Data drawn from a collection:
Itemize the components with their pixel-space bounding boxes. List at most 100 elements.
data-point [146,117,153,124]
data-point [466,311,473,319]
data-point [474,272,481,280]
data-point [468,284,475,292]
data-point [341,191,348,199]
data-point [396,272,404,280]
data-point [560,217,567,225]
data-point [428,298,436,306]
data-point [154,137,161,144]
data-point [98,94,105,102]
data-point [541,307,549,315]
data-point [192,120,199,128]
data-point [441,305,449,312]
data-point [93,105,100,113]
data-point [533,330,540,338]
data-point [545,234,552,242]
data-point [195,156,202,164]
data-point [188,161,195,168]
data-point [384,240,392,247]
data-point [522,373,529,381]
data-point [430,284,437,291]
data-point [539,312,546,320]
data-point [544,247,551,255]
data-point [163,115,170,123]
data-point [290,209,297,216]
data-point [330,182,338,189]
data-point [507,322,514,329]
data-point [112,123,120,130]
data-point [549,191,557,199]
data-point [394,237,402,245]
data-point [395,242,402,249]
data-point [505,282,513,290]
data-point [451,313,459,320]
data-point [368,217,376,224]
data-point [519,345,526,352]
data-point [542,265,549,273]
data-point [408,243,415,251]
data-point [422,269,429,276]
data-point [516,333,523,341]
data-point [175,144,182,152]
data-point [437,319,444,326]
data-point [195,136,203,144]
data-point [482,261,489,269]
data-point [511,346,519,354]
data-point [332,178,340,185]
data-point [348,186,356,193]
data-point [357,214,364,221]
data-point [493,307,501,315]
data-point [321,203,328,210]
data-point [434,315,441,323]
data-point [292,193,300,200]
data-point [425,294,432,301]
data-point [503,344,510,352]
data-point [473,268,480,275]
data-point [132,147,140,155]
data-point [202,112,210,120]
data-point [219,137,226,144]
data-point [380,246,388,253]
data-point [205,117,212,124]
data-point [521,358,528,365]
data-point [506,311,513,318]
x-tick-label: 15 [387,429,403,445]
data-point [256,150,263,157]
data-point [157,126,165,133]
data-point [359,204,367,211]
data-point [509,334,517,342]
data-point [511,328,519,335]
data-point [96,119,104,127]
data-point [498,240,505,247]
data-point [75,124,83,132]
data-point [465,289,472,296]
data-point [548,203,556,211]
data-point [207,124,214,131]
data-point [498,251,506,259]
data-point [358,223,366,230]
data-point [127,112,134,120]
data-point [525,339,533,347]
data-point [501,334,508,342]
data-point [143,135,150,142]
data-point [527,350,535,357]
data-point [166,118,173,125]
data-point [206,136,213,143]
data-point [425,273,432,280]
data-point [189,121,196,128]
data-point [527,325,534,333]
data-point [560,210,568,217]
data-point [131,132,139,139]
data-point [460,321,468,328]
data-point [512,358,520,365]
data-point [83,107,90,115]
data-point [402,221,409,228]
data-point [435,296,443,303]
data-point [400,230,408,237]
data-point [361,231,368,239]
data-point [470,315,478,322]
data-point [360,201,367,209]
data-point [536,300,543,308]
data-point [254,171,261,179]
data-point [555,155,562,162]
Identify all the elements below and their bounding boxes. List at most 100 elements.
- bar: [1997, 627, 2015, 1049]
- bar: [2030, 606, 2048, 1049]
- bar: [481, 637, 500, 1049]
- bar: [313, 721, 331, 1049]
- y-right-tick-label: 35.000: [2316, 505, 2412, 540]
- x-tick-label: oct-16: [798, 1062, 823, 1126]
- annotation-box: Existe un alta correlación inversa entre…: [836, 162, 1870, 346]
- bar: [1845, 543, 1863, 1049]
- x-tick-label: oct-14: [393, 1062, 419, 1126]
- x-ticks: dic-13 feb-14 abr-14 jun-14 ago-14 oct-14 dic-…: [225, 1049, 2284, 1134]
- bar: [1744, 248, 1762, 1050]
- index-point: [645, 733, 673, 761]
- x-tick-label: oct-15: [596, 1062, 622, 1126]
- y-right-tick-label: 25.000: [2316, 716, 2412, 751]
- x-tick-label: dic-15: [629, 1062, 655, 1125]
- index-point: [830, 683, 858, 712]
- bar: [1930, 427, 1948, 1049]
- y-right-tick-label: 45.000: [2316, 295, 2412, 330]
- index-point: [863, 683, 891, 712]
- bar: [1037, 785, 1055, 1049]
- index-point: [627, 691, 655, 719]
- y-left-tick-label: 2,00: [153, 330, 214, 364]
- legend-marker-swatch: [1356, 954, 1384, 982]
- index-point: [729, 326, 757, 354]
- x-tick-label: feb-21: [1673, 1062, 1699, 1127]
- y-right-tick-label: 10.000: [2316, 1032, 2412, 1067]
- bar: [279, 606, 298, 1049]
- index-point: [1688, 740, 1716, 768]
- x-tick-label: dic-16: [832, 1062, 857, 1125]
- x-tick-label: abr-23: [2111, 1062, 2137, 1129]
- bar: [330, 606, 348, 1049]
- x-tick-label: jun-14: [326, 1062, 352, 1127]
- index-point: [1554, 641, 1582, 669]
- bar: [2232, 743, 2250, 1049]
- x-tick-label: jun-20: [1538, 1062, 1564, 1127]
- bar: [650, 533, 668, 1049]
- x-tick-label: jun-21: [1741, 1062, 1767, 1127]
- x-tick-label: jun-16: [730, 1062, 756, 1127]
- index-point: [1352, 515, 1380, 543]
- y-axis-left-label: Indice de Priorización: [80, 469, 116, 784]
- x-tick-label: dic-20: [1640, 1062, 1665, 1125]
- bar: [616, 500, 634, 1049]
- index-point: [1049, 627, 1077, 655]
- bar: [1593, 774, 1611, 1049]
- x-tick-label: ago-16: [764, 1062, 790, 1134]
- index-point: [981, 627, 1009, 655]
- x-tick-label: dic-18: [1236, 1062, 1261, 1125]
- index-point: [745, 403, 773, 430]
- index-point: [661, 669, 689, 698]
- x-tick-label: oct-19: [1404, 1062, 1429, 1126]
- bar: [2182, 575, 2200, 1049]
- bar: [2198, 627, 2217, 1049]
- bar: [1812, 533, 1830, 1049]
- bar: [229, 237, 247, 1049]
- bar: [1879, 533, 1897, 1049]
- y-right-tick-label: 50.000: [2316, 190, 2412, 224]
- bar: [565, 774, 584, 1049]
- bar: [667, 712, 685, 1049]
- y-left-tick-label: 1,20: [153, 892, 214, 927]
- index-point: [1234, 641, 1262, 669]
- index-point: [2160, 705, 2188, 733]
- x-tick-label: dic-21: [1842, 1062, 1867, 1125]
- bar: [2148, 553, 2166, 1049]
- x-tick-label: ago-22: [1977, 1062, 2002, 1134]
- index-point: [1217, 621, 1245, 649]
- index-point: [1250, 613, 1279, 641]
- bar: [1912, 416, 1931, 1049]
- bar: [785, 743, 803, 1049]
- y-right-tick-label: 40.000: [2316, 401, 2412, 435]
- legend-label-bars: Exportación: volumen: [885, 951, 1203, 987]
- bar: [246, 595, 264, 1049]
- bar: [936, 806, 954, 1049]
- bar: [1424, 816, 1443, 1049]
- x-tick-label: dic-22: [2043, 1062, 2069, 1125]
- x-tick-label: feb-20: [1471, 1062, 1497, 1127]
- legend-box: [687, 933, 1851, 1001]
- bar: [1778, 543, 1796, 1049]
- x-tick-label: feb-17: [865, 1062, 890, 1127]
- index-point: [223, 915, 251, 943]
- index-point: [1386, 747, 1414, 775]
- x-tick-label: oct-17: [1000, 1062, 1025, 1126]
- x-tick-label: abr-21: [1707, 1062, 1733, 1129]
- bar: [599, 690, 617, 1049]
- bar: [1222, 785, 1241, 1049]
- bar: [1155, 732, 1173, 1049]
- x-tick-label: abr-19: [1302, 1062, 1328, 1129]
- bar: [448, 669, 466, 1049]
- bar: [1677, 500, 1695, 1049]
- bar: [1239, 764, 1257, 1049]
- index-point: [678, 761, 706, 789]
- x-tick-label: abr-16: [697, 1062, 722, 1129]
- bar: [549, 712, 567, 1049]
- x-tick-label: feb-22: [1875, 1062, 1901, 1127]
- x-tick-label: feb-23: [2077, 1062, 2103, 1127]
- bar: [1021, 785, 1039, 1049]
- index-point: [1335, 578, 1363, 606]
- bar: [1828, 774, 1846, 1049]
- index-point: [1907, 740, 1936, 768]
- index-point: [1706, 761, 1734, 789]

→ Exercise
Reproduce verbatim the portion of the records that runs from their first line through the line containing "data-point [560,217,567,225]", including both of those lines and nothing beyond them.

→ Exercise solution
Itemize the components with their pixel-space bounding boxes. List at most 100 elements.
data-point [146,117,153,124]
data-point [466,311,473,319]
data-point [474,272,481,280]
data-point [468,284,475,292]
data-point [341,191,348,199]
data-point [396,272,404,280]
data-point [560,217,567,225]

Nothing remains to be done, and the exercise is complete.